**Saved entries**:
________________________

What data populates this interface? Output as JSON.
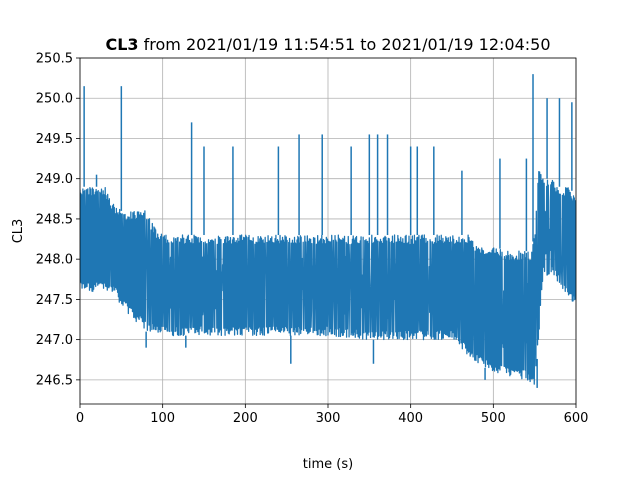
{
  "chart_data": {
    "type": "line",
    "title_bold": "CL3",
    "title_rest": " from 2021/01/19 11:54:51 to 2021/01/19 12:04:50",
    "xlabel": "time (s)",
    "ylabel": "CL3",
    "xlim": [
      0,
      600
    ],
    "ylim": [
      246.2,
      250.5
    ],
    "xticks": [
      0,
      100,
      200,
      300,
      400,
      500,
      600
    ],
    "xtick_labels": [
      "0",
      "100",
      "200",
      "300",
      "400",
      "500",
      "600"
    ],
    "yticks": [
      246.5,
      247.0,
      247.5,
      248.0,
      248.5,
      249.0,
      249.5,
      250.0,
      250.5
    ],
    "ytick_labels": [
      "246.5",
      "247.0",
      "247.5",
      "248.0",
      "248.5",
      "249.0",
      "249.5",
      "250.0",
      "250.5"
    ],
    "grid": true,
    "series_color": "#1f77b4",
    "envelope": {
      "t": [
        0,
        5,
        10,
        20,
        30,
        40,
        50,
        60,
        70,
        80,
        90,
        100,
        120,
        150,
        200,
        250,
        300,
        350,
        400,
        450,
        470,
        480,
        490,
        500,
        520,
        540,
        545,
        550,
        555,
        560,
        570,
        580,
        590,
        600
      ],
      "low": [
        247.6,
        247.6,
        247.6,
        247.6,
        247.6,
        247.6,
        247.4,
        247.3,
        247.2,
        247.1,
        247.1,
        247.05,
        247.05,
        247.05,
        247.05,
        247.05,
        247.05,
        247.0,
        247.0,
        247.0,
        246.8,
        246.7,
        246.65,
        246.6,
        246.55,
        246.5,
        246.45,
        246.4,
        247.0,
        247.8,
        247.8,
        247.7,
        247.5,
        247.4
      ],
      "high": [
        248.9,
        248.9,
        248.9,
        248.9,
        248.9,
        248.7,
        248.6,
        248.6,
        248.6,
        248.6,
        248.4,
        248.3,
        248.3,
        248.3,
        248.3,
        248.3,
        248.3,
        248.3,
        248.3,
        248.3,
        248.3,
        248.2,
        248.15,
        248.15,
        248.1,
        248.1,
        248.1,
        248.3,
        249.2,
        249.0,
        249.0,
        248.9,
        248.9,
        248.8
      ]
    },
    "spikes": [
      {
        "t": 5,
        "v": 250.15
      },
      {
        "t": 20,
        "v": 249.05
      },
      {
        "t": 50,
        "v": 250.15
      },
      {
        "t": 135,
        "v": 249.7
      },
      {
        "t": 150,
        "v": 249.4
      },
      {
        "t": 185,
        "v": 249.4
      },
      {
        "t": 240,
        "v": 249.4
      },
      {
        "t": 265,
        "v": 249.55
      },
      {
        "t": 293,
        "v": 249.55
      },
      {
        "t": 328,
        "v": 249.4
      },
      {
        "t": 350,
        "v": 249.55
      },
      {
        "t": 360,
        "v": 249.55
      },
      {
        "t": 372,
        "v": 249.55
      },
      {
        "t": 400,
        "v": 249.4
      },
      {
        "t": 408,
        "v": 249.4
      },
      {
        "t": 428,
        "v": 249.4
      },
      {
        "t": 462,
        "v": 249.1
      },
      {
        "t": 508,
        "v": 249.25
      },
      {
        "t": 540,
        "v": 249.25
      },
      {
        "t": 548,
        "v": 250.3
      },
      {
        "t": 565,
        "v": 250.0
      },
      {
        "t": 580,
        "v": 250.0
      },
      {
        "t": 595,
        "v": 249.95
      }
    ],
    "dips": [
      {
        "t": 80,
        "v": 246.9
      },
      {
        "t": 128,
        "v": 246.9
      },
      {
        "t": 255,
        "v": 246.7
      },
      {
        "t": 355,
        "v": 246.7
      },
      {
        "t": 490,
        "v": 246.5
      },
      {
        "t": 553,
        "v": 246.4
      }
    ]
  }
}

________________________

**WORK TO BE COMPLETED**: Output all the records, word for word, with no pictures in the copy.

**RESULT OF THE EXERCISE**:
What data populates this interface? Output as JSON.
{
  "chart_data": {
    "type": "line",
    "title_bold": "CL3",
    "title_rest": " from 2021/01/19 11:54:51 to 2021/01/19 12:04:50",
    "xlabel": "time (s)",
    "ylabel": "CL3",
    "xlim": [
      0,
      600
    ],
    "ylim": [
      246.2,
      250.5
    ],
    "xticks": [
      0,
      100,
      200,
      300,
      400,
      500,
      600
    ],
    "xtick_labels": [
      "0",
      "100",
      "200",
      "300",
      "400",
      "500",
      "600"
    ],
    "yticks": [
      246.5,
      247.0,
      247.5,
      248.0,
      248.5,
      249.0,
      249.5,
      250.0,
      250.5
    ],
    "ytick_labels": [
      "246.5",
      "247.0",
      "247.5",
      "248.0",
      "248.5",
      "249.0",
      "249.5",
      "250.0",
      "250.5"
    ],
    "grid": true,
    "series_color": "#1f77b4",
    "envelope": {
      "t": [
        0,
        5,
        10,
        20,
        30,
        40,
        50,
        60,
        70,
        80,
        90,
        100,
        120,
        150,
        200,
        250,
        300,
        350,
        400,
        450,
        470,
        480,
        490,
        500,
        520,
        540,
        545,
        550,
        555,
        560,
        570,
        580,
        590,
        600
      ],
      "low": [
        247.6,
        247.6,
        247.6,
        247.6,
        247.6,
        247.6,
        247.4,
        247.3,
        247.2,
        247.1,
        247.1,
        247.05,
        247.05,
        247.05,
        247.05,
        247.05,
        247.05,
        247.0,
        247.0,
        247.0,
        246.8,
        246.7,
        246.65,
        246.6,
        246.55,
        246.5,
        246.45,
        246.4,
        247.0,
        247.8,
        247.8,
        247.7,
        247.5,
        247.4
      ],
      "high": [
        248.9,
        248.9,
        248.9,
        248.9,
        248.9,
        248.7,
        248.6,
        248.6,
        248.6,
        248.6,
        248.4,
        248.3,
        248.3,
        248.3,
        248.3,
        248.3,
        248.3,
        248.3,
        248.3,
        248.3,
        248.3,
        248.2,
        248.15,
        248.15,
        248.1,
        248.1,
        248.1,
        248.3,
        249.2,
        249.0,
        249.0,
        248.9,
        248.9,
        248.8
      ]
    },
    "spikes": [
      {
        "t": 5,
        "v": 250.15
      },
      {
        "t": 20,
        "v": 249.05
      },
      {
        "t": 50,
        "v": 250.15
      },
      {
        "t": 135,
        "v": 249.7
      },
      {
        "t": 150,
        "v": 249.4
      },
      {
        "t": 185,
        "v": 249.4
      },
      {
        "t": 240,
        "v": 249.4
      },
      {
        "t": 265,
        "v": 249.55
      },
      {
        "t": 293,
        "v": 249.55
      },
      {
        "t": 328,
        "v": 249.4
      },
      {
        "t": 350,
        "v": 249.55
      },
      {
        "t": 360,
        "v": 249.55
      },
      {
        "t": 372,
        "v": 249.55
      },
      {
        "t": 400,
        "v": 249.4
      },
      {
        "t": 408,
        "v": 249.4
      },
      {
        "t": 428,
        "v": 249.4
      },
      {
        "t": 462,
        "v": 249.1
      },
      {
        "t": 508,
        "v": 249.25
      },
      {
        "t": 540,
        "v": 249.25
      },
      {
        "t": 548,
        "v": 250.3
      },
      {
        "t": 565,
        "v": 250.0
      },
      {
        "t": 580,
        "v": 250.0
      },
      {
        "t": 595,
        "v": 249.95
      }
    ],
    "dips": [
      {
        "t": 80,
        "v": 246.9
      },
      {
        "t": 128,
        "v": 246.9
      },
      {
        "t": 255,
        "v": 246.7
      },
      {
        "t": 355,
        "v": 246.7
      },
      {
        "t": 490,
        "v": 246.5
      },
      {
        "t": 553,
        "v": 246.4
      }
    ]
  }
}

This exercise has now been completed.